» **Tâches à réaliser**
1. Recopiez le passage du texte sur le CMDO compris entre « Pourtant, malgré les » et « sa pitoyable déconfiture. », bornes incluses.
2. Dans le texte sur le CMDO, quelle organisation est citée comme exemple des relais bien rodés dont dispose l'État ?
3. Poursuivez le texte sur le CMDO à la suite de sa dernière phrase.

» **Texte à lire**
------------------------------------------------

Pourtant, malgré les marques les plus délirantes (et évidemment dangereuses) de soumission, l’État n’a pas voulu d’eux ! Peut-être parce que, disposant de toute façon par ailleurs de relais bien rodés (p. ex. Acipa), l’État a voulu marquer qu’une frontière symbolique ne pouvait être franchie : celle de la propriété. Ou, plus exactement, que l’État ne cède pas la propriété d’un bien (d’une terre) par la négociation ; et par le rapport de force, très rarement. Ce serait de sa part reconnaître que le sacro-saint principe de propriété, pilier indispensable du capitalisme, n’est en dernière analyse qu’un vulgaire bout de papier. Mais doit-on s’émouvoir du sort de ceux dont les espoirs odieux sont ainsi réduits à néant ? Le CMDO est seul responsable de ce qui lui arrive, et il est inutile de verser des larmes sur sa pitoyable déconfiture.

------------------------------------------------

» **Informations affichées**
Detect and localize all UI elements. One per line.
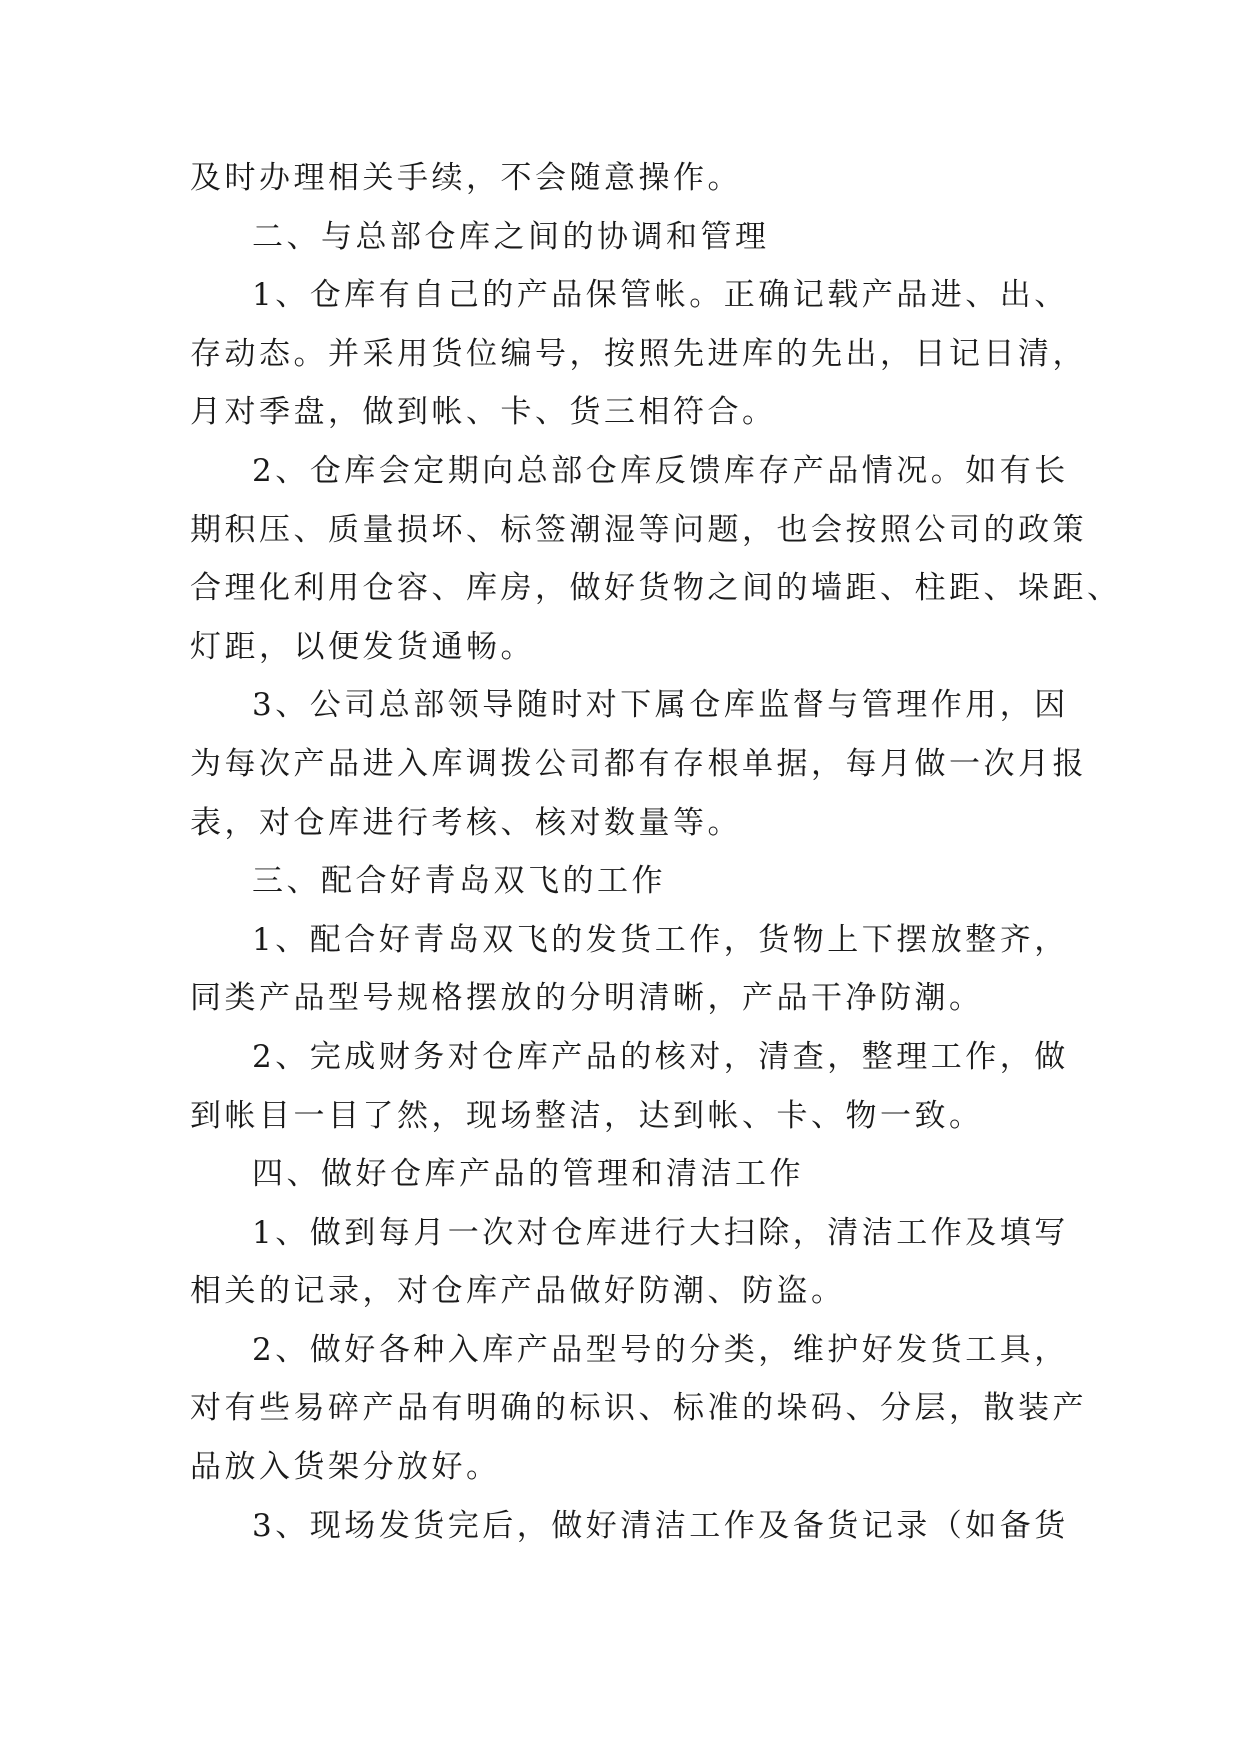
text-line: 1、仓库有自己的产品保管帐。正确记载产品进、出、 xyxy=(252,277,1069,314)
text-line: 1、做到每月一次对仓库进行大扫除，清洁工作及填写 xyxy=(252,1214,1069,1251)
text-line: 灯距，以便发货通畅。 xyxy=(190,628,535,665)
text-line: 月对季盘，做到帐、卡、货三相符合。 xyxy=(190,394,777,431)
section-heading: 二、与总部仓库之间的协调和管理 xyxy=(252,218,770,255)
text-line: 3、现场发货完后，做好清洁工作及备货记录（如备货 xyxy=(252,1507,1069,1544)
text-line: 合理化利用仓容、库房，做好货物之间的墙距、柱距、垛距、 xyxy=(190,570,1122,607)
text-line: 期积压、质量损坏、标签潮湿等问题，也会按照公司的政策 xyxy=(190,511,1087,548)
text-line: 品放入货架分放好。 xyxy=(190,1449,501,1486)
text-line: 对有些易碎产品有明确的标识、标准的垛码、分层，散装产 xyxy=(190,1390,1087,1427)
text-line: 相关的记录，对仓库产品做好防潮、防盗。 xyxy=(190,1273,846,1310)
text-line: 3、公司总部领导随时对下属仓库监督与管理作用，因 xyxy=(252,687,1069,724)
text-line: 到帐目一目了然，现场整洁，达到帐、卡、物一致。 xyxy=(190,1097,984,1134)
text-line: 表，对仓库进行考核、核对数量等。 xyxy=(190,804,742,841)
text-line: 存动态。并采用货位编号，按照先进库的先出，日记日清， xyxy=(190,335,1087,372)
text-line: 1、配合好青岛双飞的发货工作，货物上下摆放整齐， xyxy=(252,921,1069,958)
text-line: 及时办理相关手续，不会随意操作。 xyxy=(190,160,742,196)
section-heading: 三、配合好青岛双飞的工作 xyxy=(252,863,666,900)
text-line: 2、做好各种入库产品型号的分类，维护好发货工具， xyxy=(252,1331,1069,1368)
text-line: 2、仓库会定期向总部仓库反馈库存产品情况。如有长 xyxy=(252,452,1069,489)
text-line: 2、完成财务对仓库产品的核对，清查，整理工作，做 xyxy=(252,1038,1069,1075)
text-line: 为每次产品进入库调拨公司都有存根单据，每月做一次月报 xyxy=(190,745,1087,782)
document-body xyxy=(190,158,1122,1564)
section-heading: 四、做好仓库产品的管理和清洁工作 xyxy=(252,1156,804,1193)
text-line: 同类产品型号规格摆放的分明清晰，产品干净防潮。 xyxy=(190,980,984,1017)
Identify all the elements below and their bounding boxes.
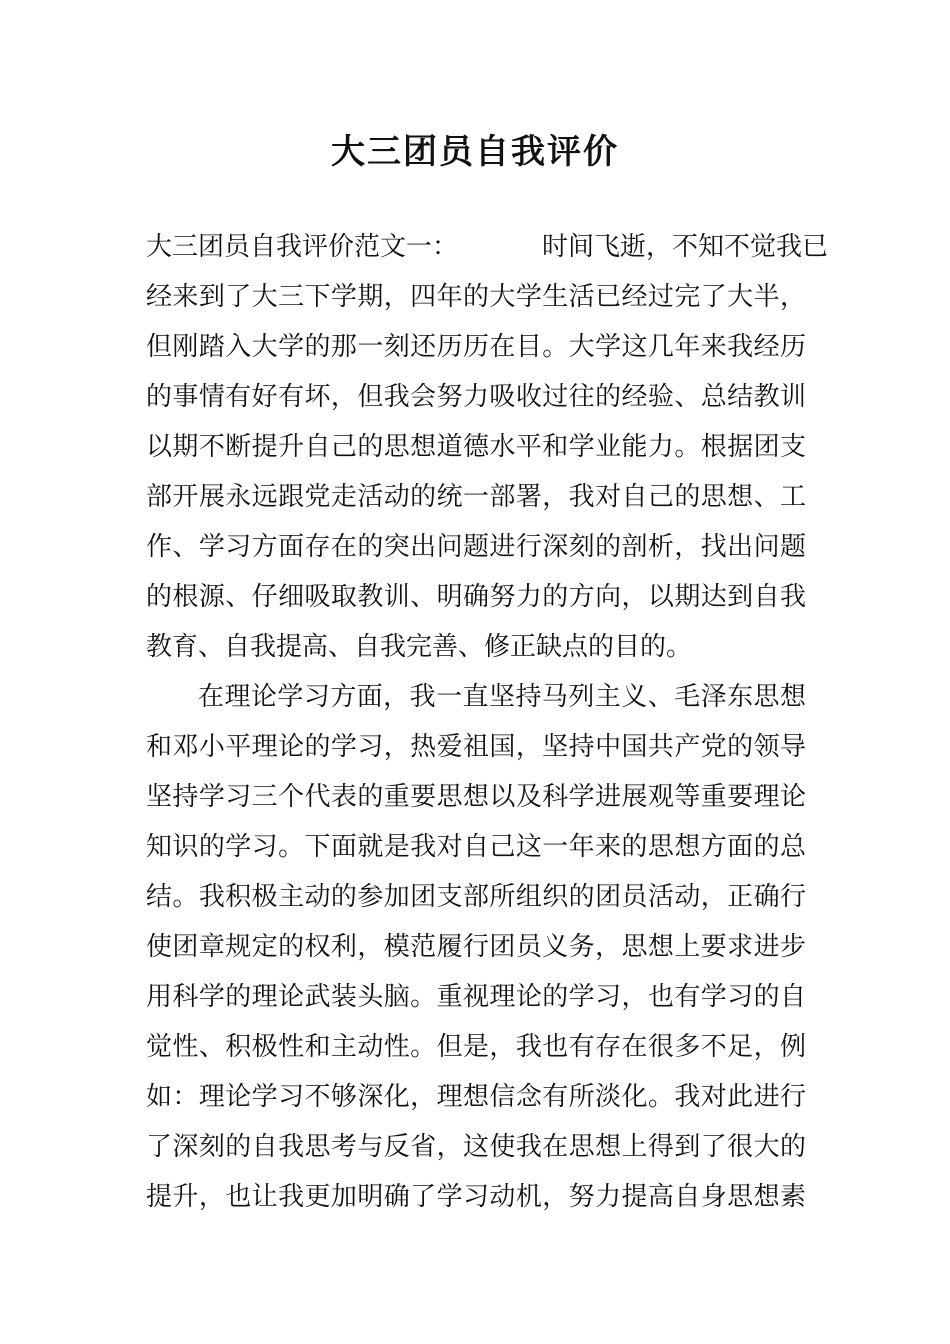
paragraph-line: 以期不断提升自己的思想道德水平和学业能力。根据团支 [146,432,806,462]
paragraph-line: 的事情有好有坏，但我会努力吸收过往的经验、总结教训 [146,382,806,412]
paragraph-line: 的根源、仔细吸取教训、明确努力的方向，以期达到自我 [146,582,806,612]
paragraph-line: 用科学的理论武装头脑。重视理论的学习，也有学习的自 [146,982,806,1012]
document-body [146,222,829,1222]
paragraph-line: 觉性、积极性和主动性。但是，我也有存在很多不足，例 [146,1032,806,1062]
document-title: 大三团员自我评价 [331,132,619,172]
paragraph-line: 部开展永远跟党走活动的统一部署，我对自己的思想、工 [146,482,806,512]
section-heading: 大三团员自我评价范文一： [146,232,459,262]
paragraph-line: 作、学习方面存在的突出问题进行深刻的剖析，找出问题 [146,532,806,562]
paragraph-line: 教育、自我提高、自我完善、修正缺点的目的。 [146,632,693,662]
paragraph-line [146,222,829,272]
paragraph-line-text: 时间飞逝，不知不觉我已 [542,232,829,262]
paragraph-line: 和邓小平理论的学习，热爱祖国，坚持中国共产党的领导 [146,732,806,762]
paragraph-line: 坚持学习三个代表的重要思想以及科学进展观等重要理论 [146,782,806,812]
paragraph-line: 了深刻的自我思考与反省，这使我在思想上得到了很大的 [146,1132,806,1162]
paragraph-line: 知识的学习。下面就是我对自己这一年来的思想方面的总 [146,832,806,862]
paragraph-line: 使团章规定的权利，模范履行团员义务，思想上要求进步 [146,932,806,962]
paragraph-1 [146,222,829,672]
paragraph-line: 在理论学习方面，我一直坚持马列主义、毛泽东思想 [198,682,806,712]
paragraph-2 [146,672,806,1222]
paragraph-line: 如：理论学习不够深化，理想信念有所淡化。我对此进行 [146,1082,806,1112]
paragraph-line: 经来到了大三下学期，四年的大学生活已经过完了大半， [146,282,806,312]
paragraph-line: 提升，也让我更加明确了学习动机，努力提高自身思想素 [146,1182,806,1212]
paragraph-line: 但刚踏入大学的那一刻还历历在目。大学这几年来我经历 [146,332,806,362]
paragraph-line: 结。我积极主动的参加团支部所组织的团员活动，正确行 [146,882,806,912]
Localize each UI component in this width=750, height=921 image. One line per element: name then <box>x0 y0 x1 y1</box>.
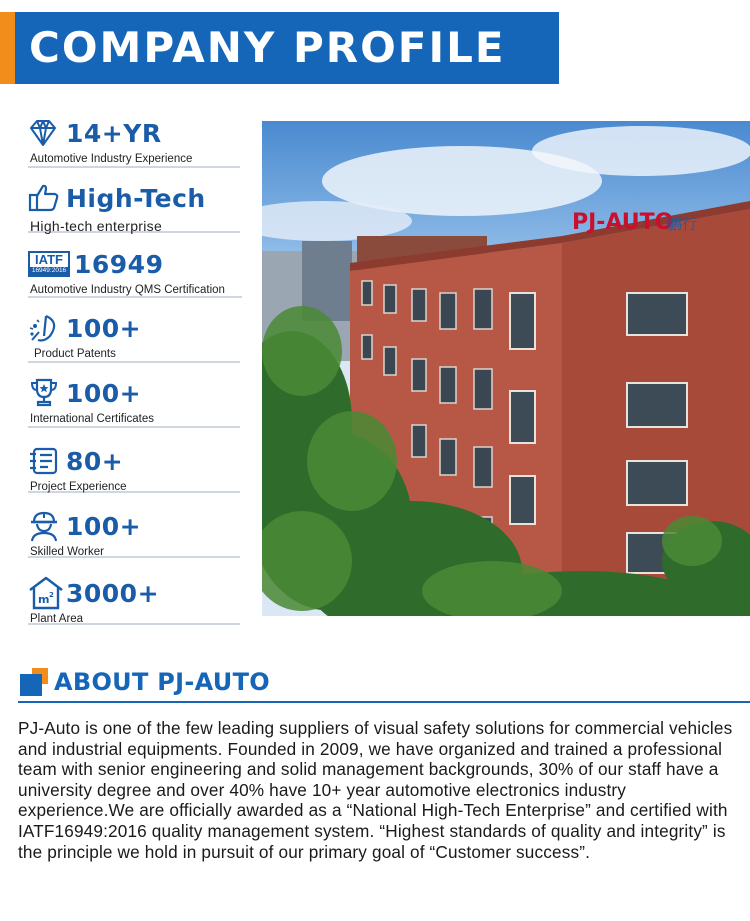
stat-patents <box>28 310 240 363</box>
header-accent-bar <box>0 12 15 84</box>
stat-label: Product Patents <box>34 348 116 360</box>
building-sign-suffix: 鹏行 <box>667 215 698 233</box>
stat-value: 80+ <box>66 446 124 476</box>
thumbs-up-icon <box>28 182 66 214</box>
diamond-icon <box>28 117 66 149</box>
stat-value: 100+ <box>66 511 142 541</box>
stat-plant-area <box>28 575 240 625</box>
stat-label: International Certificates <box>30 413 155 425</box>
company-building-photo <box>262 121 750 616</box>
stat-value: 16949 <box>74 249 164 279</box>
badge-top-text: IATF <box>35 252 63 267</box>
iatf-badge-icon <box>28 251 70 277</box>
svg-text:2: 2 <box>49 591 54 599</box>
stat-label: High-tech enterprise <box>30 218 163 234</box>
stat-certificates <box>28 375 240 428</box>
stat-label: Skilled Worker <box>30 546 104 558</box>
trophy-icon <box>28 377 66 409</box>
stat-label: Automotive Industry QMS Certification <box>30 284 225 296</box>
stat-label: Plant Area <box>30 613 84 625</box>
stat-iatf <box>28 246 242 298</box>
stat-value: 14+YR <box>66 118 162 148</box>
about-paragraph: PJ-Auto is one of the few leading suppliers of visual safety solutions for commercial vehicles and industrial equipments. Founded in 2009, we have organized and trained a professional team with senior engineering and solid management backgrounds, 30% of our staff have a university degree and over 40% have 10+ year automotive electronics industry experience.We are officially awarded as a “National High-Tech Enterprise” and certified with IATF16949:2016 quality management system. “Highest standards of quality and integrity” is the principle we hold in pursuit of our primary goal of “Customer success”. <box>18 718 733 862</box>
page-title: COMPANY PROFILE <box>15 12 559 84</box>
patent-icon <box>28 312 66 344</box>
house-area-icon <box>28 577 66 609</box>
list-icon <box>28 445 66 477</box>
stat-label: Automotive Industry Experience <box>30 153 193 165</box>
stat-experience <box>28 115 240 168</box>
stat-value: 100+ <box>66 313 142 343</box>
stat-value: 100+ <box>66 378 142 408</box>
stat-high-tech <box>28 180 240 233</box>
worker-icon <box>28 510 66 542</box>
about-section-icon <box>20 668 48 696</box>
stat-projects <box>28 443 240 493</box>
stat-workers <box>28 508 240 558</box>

------------------------------------------------

» **Réponses de l'exercice**
1.
Pourtant, malgré les marques les plus délirantes (et évidemment dangereuses) de soumission, l’État n’a pas voulu d’eux ! Peut-être parce que, disposant de toute façon par ailleurs de relais bien rodés (p. ex. Acipa), l’État a voulu marquer qu’une frontière symbolique ne pouvait être franchie : celle de la propriété. Ou, plus exactement, que l’État ne cède pas la propriété d’un bien (d’une terre) par la négociation ; et par le rapport de force, très rarement. Ce serait de sa part reconnaître que le sacro-saint principe de propriété, pilier indispensable du capitalisme, n’est en dernière analyse qu’un vulgaire bout de papier. Mais doit-on s’émouvoir du sort de ceux dont les espoirs odieux sont ainsi réduits à néant ? Le CMDO est seul responsable de ce qui lui arrive, et il est inutile de verser des larmes sur sa pitoyable déconfiture.

2. L'Acipa.

3.
En revanche, il convient de continuer à soutenir celles et ceux qui, loin des caméras, des conférences de presse et des tables de négociations de la préfecture, luttent, non plus certes contre l’aéroport, mais contre « son monde » que certains ont opportunément oublié.

En tous cas, de pleurnicherie en léchage de bottes, nous voici passés d’une situation où l’État, acculé à l’échec par la lutte, devait renoncer à un projet d’infrastructure considérable, à une situation où les opposants eux-mêmes, au nom d’une « union sacrée » dont on connaît pourtant les mécanismes, ont réalisé une partie du travail de leur propre expulsion.
Il est vital de continuer à s’opposer, à la ZAD et partout ailleurs, à la répression brutale de l’État ; mais pour ce faire il est indispensable de tirer les leçons politiques de ce qui s’est passé à la ZAD ces dernières années et plus encore ces derniers mois, sous peine de reproduire, encore et toujours, les mêmes erreurs, et de tolérer, encore et toujours, les mêmes prises de pouvoir et les mêmes coups de poignard dans le dos.
Heureusement, certains sont encore là qui résistent sérieusement et avec une détermination remarquable. Puissent-ils faire reculer pied à pied l’État – et ses sbires, actuels ou en devenir.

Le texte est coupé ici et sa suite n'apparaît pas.